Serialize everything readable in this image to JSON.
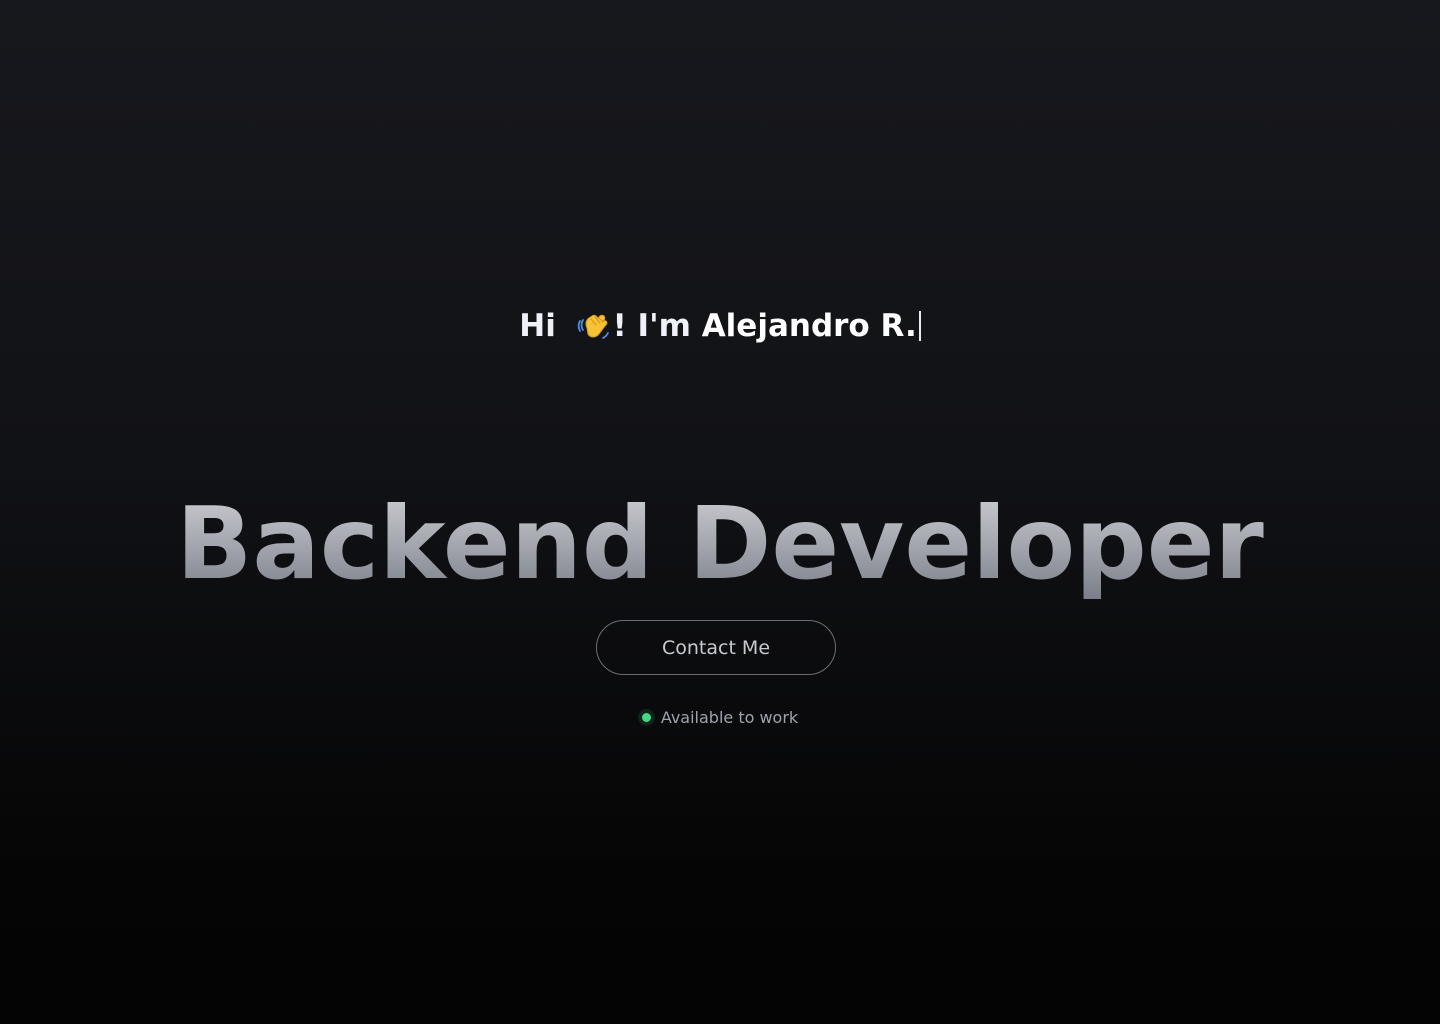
{
  "hero": {
    "greeting_prefix": "Hi",
    "greeting_suffix": "! I'm",
    "name": "Alejandro R.",
    "wave_icon": "waving-hand-icon",
    "headline": "Backend Developer",
    "contact_label": "Contact Me",
    "status_text": "Available to work",
    "status_color": "#3ddc84"
  }
}
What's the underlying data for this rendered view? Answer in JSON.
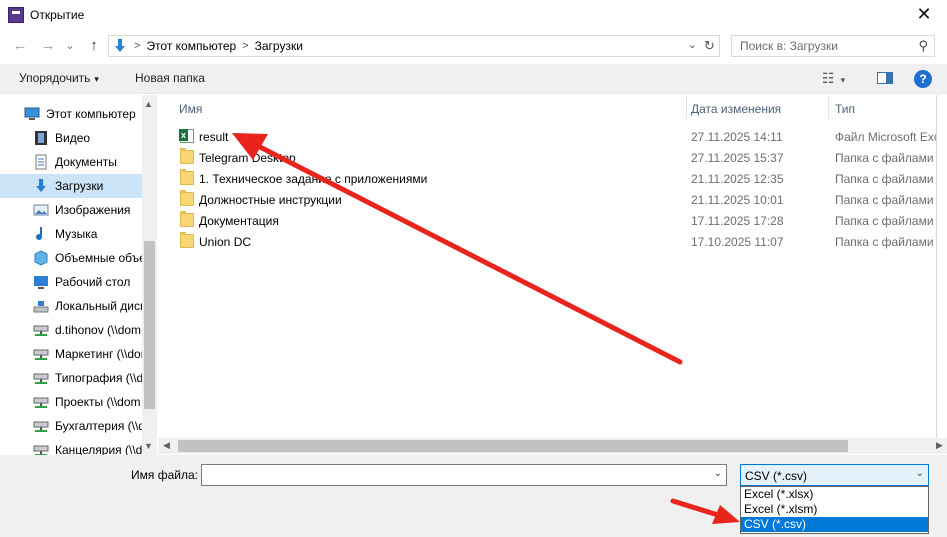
{
  "window": {
    "title": "Открытие",
    "close_glyph": "✕"
  },
  "nav": {
    "back_glyph": "←",
    "forward_glyph": "→",
    "recent_glyph": "⌄",
    "up_glyph": "↑",
    "breadcrumb": [
      "Этот компьютер",
      "Загрузки"
    ],
    "crumb_sep": ">",
    "dropdown_glyph": "⌄",
    "refresh_glyph": "↻",
    "search_placeholder": "Поиск в: Загрузки",
    "search_glyph": "⚲"
  },
  "toolbar": {
    "organize_label": "Упорядочить",
    "organize_caret": "▾",
    "new_folder_label": "Новая папка",
    "view_glyph": "☷",
    "view_caret": "▾",
    "help_glyph": "?"
  },
  "sidebar": {
    "items": [
      {
        "label": "Этот компьютер",
        "icon": "computer-icon",
        "selected": false,
        "indent": false
      },
      {
        "label": "Видео",
        "icon": "video-icon",
        "selected": false,
        "indent": true
      },
      {
        "label": "Документы",
        "icon": "documents-icon",
        "selected": false,
        "indent": true
      },
      {
        "label": "Загрузки",
        "icon": "downloads-icon",
        "selected": true,
        "indent": true
      },
      {
        "label": "Изображения",
        "icon": "pictures-icon",
        "selected": false,
        "indent": true
      },
      {
        "label": "Музыка",
        "icon": "music-icon",
        "selected": false,
        "indent": true
      },
      {
        "label": "Объемные объекты",
        "icon": "3d-objects-icon",
        "selected": false,
        "indent": true
      },
      {
        "label": "Рабочий стол",
        "icon": "desktop-icon",
        "selected": false,
        "indent": true
      },
      {
        "label": "Локальный диск (C:)",
        "icon": "local-disk-icon",
        "selected": false,
        "indent": true
      },
      {
        "label": "d.tihonov (\\\\dom",
        "icon": "network-drive-icon",
        "selected": false,
        "indent": true
      },
      {
        "label": "Маркетинг (\\\\dom",
        "icon": "network-drive-icon",
        "selected": false,
        "indent": true
      },
      {
        "label": "Типография (\\\\dom",
        "icon": "network-drive-icon",
        "selected": false,
        "indent": true
      },
      {
        "label": "Проекты (\\\\dom",
        "icon": "network-drive-icon",
        "selected": false,
        "indent": true
      },
      {
        "label": "Бухгалтерия (\\\\dom",
        "icon": "network-drive-icon",
        "selected": false,
        "indent": true
      },
      {
        "label": "Канцелярия (\\\\dom",
        "icon": "network-drive-icon",
        "selected": false,
        "indent": true
      }
    ],
    "scroll_up_glyph": "▲",
    "scroll_down_glyph": "▼"
  },
  "files": {
    "columns": {
      "name": "Имя",
      "date": "Дата изменения",
      "type": "Тип"
    },
    "sort_glyph": "⌃",
    "rows": [
      {
        "name": "result",
        "date": "27.11.2025 14:11",
        "type": "Файл Microsoft Excel",
        "icon": "excel-icon"
      },
      {
        "name": "Telegram Desktop",
        "date": "27.11.2025 15:37",
        "type": "Папка с файлами",
        "icon": "folder-icon"
      },
      {
        "name": "1. Техническое задание с приложениями",
        "date": "21.11.2025 12:35",
        "type": "Папка с файлами",
        "icon": "folder-icon"
      },
      {
        "name": "Должностные инструкции",
        "date": "21.11.2025 10:01",
        "type": "Папка с файлами",
        "icon": "folder-icon"
      },
      {
        "name": "Документация",
        "date": "17.11.2025 17:28",
        "type": "Папка с файлами",
        "icon": "folder-icon"
      },
      {
        "name": "Union DC",
        "date": "17.10.2025 11:07",
        "type": "Папка с файлами",
        "icon": "folder-icon"
      }
    ],
    "hscroll_left_glyph": "◀",
    "hscroll_right_glyph": "▶"
  },
  "bottom": {
    "filename_label": "Имя файла:",
    "filename_value": "",
    "filename_drop_glyph": "⌄",
    "filetype_selected": "CSV (*.csv)",
    "filetype_drop_glyph": "⌄",
    "filetype_options": [
      "Excel (*.xlsx)",
      "Excel (*.xlsm)",
      "CSV (*.csv)"
    ],
    "filetype_highlighted_index": 2
  },
  "colors": {
    "accent": "#0078d7",
    "selection": "#cce4f7",
    "annotation_arrow": "#e8241c"
  }
}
----
Reproduce each line holding the word "JSON".

### Final result
Serialize everything readable in this image to JSON.
What's the underlying data for this rendered view? Answer in JSON.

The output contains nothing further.